= What is expected =
Give only one thing: the number of lines that include the word "document".

= Material to process =
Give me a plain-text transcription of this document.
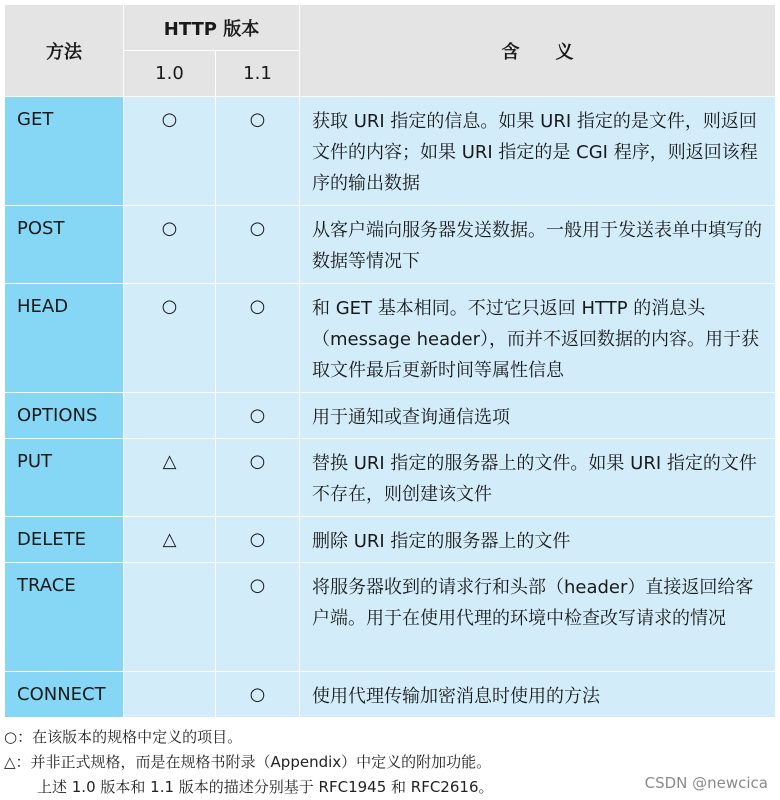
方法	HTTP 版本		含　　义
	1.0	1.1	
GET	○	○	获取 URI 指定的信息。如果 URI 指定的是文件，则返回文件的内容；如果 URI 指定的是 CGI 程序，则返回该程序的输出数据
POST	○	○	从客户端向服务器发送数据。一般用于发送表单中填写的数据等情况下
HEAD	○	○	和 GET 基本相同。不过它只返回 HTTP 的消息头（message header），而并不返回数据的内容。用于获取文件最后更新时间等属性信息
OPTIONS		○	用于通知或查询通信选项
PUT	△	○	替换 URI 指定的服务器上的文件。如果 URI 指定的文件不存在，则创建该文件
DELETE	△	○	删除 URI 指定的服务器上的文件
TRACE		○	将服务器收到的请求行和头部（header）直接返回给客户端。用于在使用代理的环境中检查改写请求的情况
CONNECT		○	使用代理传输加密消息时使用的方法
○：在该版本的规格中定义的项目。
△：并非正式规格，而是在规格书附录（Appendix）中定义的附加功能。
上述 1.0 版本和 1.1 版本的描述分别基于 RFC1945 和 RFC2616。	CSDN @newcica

==

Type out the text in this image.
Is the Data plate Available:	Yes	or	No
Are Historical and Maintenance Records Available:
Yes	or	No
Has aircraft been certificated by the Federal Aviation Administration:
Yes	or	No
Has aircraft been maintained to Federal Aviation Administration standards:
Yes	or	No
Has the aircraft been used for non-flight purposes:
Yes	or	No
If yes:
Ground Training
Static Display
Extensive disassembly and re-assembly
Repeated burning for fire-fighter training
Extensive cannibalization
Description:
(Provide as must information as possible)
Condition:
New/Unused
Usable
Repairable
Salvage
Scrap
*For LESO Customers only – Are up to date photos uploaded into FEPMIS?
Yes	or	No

--

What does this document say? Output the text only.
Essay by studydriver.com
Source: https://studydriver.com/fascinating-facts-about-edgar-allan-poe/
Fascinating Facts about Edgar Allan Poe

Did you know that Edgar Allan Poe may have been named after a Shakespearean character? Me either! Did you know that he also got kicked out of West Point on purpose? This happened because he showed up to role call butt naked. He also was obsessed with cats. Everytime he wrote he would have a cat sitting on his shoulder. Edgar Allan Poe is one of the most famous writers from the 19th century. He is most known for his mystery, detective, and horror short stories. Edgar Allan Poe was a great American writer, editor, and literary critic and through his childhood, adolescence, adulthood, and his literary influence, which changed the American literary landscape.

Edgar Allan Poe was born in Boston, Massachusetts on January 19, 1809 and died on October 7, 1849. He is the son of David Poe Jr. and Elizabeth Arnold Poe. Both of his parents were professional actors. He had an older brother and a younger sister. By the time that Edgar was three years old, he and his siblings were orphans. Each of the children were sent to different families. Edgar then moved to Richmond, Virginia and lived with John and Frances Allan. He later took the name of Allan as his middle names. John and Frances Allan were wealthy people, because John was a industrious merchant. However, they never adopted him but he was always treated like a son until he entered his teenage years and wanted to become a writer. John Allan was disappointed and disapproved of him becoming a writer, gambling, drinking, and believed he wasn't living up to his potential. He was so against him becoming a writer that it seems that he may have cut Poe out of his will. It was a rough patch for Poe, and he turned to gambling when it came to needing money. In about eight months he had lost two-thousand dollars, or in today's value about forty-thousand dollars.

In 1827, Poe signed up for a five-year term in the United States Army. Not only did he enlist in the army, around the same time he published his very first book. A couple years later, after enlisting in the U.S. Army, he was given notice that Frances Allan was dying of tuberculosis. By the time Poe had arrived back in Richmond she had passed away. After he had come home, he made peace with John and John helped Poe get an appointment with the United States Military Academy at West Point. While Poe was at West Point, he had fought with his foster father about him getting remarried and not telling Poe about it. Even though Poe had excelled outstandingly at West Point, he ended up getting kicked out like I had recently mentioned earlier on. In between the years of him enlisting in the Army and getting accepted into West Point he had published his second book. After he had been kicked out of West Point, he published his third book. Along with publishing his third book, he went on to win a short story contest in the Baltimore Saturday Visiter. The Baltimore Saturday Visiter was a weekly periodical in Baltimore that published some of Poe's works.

= Answer for the task =
2